Set task | Can you write out the whole listing exactly?

Dataset content |
:::::
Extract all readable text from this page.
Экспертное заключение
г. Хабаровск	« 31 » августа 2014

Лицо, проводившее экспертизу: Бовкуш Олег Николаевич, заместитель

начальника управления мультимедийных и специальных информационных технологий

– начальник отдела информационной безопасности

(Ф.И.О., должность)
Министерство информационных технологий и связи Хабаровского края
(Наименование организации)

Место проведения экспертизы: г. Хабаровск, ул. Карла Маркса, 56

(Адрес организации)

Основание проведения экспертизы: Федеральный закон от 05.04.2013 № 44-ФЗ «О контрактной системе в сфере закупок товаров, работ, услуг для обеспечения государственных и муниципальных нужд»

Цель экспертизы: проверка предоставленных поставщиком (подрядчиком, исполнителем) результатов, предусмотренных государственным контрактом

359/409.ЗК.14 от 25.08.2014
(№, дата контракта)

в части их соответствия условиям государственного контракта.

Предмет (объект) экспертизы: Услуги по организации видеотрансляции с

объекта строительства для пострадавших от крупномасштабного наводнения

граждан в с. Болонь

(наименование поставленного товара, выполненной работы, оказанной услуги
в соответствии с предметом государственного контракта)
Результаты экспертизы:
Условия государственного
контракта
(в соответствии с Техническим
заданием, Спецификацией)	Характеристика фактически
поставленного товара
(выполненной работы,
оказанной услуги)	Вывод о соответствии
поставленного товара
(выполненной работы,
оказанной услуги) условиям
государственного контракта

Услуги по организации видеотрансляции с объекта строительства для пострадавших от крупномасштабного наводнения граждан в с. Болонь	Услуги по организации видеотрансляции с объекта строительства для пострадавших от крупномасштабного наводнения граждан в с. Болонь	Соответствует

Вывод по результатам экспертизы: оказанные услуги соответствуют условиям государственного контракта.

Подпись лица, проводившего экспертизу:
:::::
Response to this task |
Extract all readable text from this page.
Экспертное заключение
г. Хабаровск	« 31 » августа 2014

Лицо, проводившее экспертизу: Бовкуш Олег Николаевич, заместитель

начальника управления мультимедийных и специальных информационных технологий

– начальник отдела информационной безопасности

(Ф.И.О., должность)
Министерство информационных технологий и связи Хабаровского края
(Наименование организации)

Место проведения экспертизы: г. Хабаровск, ул. Карла Маркса, 56

(Адрес организации)

Основание проведения экспертизы: Федеральный закон от 05.04.2013 № 44-ФЗ «О контрактной системе в сфере закупок товаров, работ, услуг для обеспечения государственных и муниципальных нужд»

Цель экспертизы: проверка предоставленных поставщиком (подрядчиком, исполнителем) результатов, предусмотренных государственным контрактом

359/409.ЗК.14 от 25.08.2014
(№, дата контракта)

в части их соответствия условиям государственного контракта.

Предмет (объект) экспертизы: Услуги по организации видеотрансляции с

объекта строительства для пострадавших от крупномасштабного наводнения

граждан в с. Болонь

(наименование поставленного товара, выполненной работы, оказанной услуги
в соответствии с предметом государственного контракта)
Результаты экспертизы:
Условия государственного
контракта
(в соответствии с Техническим
заданием, Спецификацией)	Характеристика фактически
поставленного товара
(выполненной работы,
оказанной услуги)	Вывод о соответствии
поставленного товара
(выполненной работы,
оказанной услуги) условиям
государственного контракта

Услуги по организации видеотрансляции с объекта строительства для пострадавших от крупномасштабного наводнения граждан в с. Болонь	Услуги по организации видеотрансляции с объекта строительства для пострадавших от крупномасштабного наводнения граждан в с. Болонь	Соответствует

Вывод по результатам экспертизы: оказанные услуги соответствуют условиям государственного контракта.

Подпись лица, проводившего экспертизу:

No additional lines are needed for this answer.